Find and return each line containing "Parcours".

### Data extract
..........

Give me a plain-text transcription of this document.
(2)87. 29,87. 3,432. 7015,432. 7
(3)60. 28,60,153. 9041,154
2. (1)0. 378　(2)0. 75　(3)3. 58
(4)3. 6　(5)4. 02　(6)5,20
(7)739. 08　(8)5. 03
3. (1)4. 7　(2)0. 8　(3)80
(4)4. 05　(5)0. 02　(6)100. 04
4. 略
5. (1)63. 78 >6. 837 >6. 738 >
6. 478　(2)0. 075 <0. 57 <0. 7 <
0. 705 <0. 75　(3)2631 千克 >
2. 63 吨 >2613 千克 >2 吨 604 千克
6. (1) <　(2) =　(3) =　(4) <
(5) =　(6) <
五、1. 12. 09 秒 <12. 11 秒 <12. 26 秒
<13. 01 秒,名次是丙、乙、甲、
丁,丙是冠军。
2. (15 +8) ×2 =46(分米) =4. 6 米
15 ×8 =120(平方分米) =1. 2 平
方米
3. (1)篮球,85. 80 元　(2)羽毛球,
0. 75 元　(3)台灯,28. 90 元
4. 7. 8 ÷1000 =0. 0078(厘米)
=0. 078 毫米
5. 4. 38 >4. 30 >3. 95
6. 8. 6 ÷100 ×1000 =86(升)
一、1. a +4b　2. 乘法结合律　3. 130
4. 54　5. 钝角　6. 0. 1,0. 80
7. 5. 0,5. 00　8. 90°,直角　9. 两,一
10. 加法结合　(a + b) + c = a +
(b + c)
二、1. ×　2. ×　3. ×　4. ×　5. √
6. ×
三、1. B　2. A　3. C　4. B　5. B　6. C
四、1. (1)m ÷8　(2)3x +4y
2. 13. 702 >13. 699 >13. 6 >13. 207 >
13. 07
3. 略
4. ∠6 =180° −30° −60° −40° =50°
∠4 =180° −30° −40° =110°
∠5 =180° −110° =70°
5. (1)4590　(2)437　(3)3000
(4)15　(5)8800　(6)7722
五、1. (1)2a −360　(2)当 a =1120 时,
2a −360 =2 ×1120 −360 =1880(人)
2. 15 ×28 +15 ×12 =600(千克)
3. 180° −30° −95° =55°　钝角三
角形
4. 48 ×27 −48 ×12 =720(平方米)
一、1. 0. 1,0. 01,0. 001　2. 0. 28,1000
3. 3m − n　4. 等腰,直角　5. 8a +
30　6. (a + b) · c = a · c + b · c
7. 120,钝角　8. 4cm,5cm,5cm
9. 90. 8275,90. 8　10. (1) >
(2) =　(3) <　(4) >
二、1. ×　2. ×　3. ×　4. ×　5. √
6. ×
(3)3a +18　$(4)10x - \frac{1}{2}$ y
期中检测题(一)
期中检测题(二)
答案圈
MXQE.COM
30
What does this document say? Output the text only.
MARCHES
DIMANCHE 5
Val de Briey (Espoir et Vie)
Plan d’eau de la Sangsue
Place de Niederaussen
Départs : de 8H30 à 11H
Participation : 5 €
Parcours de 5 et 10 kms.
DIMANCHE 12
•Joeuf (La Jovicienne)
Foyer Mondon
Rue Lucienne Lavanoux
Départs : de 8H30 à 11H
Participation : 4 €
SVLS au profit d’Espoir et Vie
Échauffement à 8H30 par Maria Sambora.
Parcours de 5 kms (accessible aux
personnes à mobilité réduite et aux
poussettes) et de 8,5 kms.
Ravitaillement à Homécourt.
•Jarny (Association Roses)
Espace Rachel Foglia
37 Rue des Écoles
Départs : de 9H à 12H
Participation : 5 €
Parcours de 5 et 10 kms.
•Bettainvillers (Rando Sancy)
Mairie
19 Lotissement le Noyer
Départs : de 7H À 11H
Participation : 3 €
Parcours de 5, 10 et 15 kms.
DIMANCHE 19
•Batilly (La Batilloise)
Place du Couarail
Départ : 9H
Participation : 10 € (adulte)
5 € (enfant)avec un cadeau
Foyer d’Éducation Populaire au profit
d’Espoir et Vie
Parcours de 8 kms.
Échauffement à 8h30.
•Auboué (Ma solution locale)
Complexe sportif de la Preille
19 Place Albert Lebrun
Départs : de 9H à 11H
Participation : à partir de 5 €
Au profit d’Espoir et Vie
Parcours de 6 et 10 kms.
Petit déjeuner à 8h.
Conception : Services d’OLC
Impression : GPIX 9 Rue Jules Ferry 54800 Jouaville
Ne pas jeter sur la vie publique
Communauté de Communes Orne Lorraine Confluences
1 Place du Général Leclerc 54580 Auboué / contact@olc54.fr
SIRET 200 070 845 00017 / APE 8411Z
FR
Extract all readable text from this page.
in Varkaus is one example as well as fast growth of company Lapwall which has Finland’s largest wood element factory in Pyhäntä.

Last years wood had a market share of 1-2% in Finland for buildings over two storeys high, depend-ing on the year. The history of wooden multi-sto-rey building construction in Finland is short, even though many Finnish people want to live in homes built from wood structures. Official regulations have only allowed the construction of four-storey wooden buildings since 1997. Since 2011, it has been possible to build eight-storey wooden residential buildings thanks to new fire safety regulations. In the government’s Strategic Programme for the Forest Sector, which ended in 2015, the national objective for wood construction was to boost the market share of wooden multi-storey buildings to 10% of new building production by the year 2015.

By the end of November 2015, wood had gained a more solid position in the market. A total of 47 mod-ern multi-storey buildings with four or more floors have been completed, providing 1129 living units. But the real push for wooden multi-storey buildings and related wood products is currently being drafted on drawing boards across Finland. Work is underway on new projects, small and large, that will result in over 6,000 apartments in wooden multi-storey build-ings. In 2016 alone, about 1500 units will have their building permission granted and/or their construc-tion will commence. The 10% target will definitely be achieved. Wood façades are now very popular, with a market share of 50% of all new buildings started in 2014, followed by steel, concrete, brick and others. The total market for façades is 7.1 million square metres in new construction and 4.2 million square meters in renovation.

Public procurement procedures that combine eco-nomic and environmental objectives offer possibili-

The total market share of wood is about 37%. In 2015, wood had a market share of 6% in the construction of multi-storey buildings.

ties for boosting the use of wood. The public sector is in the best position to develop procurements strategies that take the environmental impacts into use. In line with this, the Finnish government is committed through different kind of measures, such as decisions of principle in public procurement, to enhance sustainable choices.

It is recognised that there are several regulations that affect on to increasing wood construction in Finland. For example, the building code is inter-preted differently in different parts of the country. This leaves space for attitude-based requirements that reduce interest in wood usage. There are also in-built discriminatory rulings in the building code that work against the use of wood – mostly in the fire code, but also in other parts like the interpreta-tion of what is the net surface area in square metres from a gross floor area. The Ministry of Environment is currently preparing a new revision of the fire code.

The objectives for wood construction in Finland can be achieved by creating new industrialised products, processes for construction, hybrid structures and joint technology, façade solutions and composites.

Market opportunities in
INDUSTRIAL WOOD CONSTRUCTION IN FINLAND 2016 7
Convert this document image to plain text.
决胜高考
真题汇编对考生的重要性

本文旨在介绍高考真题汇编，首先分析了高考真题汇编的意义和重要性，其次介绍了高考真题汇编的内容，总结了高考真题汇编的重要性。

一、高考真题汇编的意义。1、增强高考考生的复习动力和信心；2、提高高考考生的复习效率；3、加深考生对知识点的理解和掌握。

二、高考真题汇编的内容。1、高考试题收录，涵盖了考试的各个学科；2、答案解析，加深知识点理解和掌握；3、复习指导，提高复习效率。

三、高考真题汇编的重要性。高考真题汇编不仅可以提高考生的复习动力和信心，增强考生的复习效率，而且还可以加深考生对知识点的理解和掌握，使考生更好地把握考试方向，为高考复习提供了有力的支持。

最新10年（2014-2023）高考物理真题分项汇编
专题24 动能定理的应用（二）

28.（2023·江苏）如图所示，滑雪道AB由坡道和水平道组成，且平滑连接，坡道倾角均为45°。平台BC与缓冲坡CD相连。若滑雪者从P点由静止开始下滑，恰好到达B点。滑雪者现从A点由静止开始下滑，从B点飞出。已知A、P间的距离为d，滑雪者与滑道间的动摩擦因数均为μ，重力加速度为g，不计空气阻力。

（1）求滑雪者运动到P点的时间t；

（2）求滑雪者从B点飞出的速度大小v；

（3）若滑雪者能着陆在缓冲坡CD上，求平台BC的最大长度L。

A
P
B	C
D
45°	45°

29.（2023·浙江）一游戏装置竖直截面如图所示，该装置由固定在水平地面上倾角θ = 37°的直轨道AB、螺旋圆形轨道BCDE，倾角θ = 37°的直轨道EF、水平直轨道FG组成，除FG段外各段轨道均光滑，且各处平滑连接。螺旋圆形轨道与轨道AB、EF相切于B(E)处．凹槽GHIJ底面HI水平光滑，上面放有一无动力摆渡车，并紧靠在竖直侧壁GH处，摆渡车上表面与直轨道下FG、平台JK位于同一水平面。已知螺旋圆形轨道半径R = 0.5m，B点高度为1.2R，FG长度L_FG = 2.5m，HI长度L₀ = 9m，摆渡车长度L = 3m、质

..........

### Exercise answer
Parcours de 5 et 10 kms.
Parcours de 5 kms (accessible aux
Parcours de 5 et 10 kms.
Parcours de 5, 10 et 15 kms.
Parcours de 8 kms.
Parcours de 6 et 10 kms.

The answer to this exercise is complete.